Start Data in this exercise

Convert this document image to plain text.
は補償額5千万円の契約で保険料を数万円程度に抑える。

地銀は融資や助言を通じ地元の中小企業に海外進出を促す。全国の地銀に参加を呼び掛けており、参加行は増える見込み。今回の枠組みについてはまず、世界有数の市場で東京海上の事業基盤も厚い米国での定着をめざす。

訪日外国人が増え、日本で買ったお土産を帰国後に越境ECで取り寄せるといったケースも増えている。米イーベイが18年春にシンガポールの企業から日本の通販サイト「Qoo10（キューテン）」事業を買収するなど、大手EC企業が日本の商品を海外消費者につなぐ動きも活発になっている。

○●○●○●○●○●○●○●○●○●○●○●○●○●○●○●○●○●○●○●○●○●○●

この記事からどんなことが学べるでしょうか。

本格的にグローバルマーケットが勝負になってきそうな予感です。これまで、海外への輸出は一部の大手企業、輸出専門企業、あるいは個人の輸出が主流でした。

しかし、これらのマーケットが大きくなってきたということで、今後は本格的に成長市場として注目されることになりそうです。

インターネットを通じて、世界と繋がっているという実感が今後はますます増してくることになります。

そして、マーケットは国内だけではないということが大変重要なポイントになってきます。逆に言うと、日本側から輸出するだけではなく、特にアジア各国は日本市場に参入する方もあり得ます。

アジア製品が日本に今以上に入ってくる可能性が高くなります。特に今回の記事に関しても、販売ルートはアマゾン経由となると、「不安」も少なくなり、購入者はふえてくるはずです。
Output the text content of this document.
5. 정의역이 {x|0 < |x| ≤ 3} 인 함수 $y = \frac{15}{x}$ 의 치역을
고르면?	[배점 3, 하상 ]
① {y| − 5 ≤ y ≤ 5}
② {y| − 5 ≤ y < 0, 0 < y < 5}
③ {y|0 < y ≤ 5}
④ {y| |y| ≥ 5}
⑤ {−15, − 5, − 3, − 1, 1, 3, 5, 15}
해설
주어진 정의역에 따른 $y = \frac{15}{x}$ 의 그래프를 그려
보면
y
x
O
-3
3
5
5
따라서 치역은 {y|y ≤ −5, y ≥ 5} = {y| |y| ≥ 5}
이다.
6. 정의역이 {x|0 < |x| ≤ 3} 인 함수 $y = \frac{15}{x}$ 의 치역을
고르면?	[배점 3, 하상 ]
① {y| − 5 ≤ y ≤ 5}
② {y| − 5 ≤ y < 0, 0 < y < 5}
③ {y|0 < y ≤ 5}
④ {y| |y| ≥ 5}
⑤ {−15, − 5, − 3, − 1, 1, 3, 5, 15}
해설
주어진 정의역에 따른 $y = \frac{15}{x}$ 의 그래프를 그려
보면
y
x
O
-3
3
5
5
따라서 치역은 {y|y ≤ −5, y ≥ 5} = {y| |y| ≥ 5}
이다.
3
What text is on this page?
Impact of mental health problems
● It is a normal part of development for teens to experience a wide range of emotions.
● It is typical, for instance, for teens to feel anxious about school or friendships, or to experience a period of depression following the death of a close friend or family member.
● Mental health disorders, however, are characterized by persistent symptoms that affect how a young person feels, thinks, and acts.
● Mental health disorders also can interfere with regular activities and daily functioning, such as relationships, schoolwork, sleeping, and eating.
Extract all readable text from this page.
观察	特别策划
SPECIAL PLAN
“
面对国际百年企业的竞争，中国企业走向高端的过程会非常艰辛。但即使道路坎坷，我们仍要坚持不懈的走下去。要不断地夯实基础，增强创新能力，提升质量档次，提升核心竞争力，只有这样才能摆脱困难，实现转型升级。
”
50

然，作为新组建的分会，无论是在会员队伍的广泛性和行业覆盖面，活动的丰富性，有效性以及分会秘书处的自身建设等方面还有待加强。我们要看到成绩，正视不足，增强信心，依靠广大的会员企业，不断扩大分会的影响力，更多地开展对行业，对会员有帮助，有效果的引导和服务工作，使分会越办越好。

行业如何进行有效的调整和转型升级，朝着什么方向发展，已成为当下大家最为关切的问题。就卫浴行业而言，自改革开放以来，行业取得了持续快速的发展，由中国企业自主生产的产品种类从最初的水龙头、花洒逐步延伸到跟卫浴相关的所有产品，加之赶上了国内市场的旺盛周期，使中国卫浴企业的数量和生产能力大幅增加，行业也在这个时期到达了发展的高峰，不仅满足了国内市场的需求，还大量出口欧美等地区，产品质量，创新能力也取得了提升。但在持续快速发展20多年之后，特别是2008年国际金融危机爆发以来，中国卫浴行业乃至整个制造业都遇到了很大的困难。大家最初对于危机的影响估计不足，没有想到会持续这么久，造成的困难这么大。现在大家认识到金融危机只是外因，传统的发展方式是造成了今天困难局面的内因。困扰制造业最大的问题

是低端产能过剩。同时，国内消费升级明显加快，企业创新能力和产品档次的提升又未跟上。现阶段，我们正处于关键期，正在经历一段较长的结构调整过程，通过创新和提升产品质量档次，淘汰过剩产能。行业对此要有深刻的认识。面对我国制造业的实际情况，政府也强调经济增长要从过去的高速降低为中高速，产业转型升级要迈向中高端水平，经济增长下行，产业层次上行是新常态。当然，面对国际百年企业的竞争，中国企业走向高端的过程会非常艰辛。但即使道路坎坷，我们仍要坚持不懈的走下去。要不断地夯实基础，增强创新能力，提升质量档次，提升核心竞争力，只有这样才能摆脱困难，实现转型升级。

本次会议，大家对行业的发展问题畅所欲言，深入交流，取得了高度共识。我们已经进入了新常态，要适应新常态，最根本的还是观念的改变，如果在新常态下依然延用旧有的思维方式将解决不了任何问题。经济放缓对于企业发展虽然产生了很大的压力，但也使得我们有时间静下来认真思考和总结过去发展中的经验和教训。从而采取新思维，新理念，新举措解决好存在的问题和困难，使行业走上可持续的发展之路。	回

End Data in this exercise

- _To do_
Collect the lines of the data that carry the word "document".

- _Final answer_
Convert this document image to plain text.
Output the text content of this document.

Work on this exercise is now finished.